▶ DATASET ROWS:

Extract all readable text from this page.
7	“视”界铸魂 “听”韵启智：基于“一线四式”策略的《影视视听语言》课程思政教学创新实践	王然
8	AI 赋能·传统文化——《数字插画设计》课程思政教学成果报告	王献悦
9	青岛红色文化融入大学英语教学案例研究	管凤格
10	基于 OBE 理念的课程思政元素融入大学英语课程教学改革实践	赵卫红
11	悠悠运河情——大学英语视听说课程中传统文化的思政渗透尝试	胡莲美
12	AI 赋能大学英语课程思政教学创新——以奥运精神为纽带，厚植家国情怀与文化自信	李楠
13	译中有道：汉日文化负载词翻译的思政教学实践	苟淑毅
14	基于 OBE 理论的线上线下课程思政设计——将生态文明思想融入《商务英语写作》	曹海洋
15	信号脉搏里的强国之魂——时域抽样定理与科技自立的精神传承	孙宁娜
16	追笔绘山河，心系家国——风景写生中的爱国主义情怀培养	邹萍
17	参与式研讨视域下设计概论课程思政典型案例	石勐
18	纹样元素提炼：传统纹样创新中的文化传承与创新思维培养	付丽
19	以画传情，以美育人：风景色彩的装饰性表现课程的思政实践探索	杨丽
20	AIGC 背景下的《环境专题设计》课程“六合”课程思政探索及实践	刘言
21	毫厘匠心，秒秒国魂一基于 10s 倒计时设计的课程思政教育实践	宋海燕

▶ WHAT THE TASK ASKS:
Copy all of the material word for word.

▶ ANSWER TO THIS PROBLEM:
Extract all readable text from this page.
7	“视”界铸魂 “听”韵启智：基于“一线四式”策略的《影视视听语言》课程思政教学创新实践	王然
8	AI 赋能·传统文化——《数字插画设计》课程思政教学成果报告	王献悦
9	青岛红色文化融入大学英语教学案例研究	管凤格
10	基于 OBE 理念的课程思政元素融入大学英语课程教学改革实践	赵卫红
11	悠悠运河情——大学英语视听说课程中传统文化的思政渗透尝试	胡莲美
12	AI 赋能大学英语课程思政教学创新——以奥运精神为纽带，厚植家国情怀与文化自信	李楠
13	译中有道：汉日文化负载词翻译的思政教学实践	苟淑毅
14	基于 OBE 理论的线上线下课程思政设计——将生态文明思想融入《商务英语写作》	曹海洋
15	信号脉搏里的强国之魂——时域抽样定理与科技自立的精神传承	孙宁娜
16	追笔绘山河，心系家国——风景写生中的爱国主义情怀培养	邹萍
17	参与式研讨视域下设计概论课程思政典型案例	石勐
18	纹样元素提炼：传统纹样创新中的文化传承与创新思维培养	付丽
19	以画传情，以美育人：风景色彩的装饰性表现课程的思政实践探索	杨丽
20	AIGC 背景下的《环境专题设计》课程“六合”课程思政探索及实践	刘言
21	毫厘匠心，秒秒国魂一基于 10s 倒计时设计的课程思政教育实践	宋海燕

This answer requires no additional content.